▸ **Source extract**:
"""

Would you buy a used treaty from these people?
REUTERS

Would you buy a used treaty from these people?

This must be the biggest collection of scoundrels in the world. There are 27 of them. No, more: It's not just the heads of state and government who are here, but also the foreign ministers. Sitting there at their enormous table, they seem to be chatting amiably, but it's far less innocent than that. They're plotting something, once again, searching for a way to put one over -- and a really big one, this time -- on the people they represent. They've been working on it for a long time, picking up where their predecessors left off. Again and again, they trick their populations into accepting the European Union.

It's been going on for 50 years: politicians making policy against the people. The only time anyone ever notices is when the people -- one people, in this case -- are asked for their opinion. It happened in Ireland recently, when the Irish made it clear that they refuse to accept the politics of scoundrels. They voted against the Lisbon Treaty, and in doing so they plunged the EU into yet another of its many crises.

It was the big topic at the meeting of the European Council last Thursday and Friday, when the heads of state and government got together, hoping to devise a way out of their current impasse, a way that would enable them to continue making policy against the people without the people noticing what they are up to.

"""

(Some records)

"""

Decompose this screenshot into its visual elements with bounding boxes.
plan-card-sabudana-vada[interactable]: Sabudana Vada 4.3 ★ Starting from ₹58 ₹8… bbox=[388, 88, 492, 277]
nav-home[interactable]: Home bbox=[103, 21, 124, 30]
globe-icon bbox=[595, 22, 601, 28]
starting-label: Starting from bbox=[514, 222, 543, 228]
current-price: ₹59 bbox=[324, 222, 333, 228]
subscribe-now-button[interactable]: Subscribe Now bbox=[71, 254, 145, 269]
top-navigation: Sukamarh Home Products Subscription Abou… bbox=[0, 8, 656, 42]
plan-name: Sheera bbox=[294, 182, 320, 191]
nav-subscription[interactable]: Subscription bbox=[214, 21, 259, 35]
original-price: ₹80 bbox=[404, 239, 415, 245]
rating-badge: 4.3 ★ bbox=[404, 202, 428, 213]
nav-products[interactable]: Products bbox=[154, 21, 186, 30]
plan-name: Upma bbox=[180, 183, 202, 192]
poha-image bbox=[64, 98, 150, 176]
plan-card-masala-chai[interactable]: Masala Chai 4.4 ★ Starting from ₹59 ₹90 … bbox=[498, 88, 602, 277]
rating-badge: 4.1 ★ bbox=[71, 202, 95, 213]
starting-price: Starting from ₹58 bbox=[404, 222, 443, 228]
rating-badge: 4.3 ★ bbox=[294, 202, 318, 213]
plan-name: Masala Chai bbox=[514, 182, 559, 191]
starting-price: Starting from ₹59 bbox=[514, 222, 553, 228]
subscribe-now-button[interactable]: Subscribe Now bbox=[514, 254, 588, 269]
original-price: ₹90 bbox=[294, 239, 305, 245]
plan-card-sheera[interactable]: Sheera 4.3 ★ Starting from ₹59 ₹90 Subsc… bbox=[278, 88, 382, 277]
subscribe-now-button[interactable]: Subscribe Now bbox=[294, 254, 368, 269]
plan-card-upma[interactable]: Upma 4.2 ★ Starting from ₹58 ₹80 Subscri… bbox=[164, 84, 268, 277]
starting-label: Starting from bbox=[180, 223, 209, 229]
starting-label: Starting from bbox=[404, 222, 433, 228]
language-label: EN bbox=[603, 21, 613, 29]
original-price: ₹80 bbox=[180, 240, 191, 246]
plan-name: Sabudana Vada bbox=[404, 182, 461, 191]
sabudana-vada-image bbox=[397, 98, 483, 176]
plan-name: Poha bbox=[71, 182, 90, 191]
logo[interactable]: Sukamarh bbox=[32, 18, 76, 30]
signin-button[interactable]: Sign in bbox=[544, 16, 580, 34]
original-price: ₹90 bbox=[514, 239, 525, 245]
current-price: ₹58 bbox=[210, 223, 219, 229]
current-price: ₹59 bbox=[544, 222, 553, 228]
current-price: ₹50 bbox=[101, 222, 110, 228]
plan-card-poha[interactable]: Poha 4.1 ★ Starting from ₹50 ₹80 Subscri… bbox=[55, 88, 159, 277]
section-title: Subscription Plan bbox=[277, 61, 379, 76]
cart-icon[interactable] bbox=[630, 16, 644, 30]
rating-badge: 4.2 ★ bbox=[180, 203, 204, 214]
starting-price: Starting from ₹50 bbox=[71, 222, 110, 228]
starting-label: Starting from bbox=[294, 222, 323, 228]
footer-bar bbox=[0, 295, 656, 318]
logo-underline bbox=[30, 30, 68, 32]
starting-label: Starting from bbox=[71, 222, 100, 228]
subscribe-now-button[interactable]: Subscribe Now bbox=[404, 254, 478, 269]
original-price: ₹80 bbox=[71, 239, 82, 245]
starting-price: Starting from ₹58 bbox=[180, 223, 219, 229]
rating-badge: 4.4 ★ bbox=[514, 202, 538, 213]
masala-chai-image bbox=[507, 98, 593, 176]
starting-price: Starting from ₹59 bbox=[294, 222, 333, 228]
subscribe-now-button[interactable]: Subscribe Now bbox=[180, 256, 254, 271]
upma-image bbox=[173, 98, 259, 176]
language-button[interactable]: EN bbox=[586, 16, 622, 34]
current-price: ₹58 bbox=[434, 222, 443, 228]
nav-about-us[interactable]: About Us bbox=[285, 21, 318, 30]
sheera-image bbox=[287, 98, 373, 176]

"""

▸ **To be done**:
Summarize the Lisbon Treaty commentary in two sentences. The listing comes from a different source than the text.

▸ **Task output**:
The commentary depicts the European Union's heads of state and government and their foreign ministers as scoundrels who, for 50 years, have made policy against the people and tricked their populations into accepting the European Union. It states that Irish voters rejected the Lisbon Treaty and plunged the EU into another crisis, which dominated last Thursday and Friday's European Council meeting as leaders sought a way out of the impasse.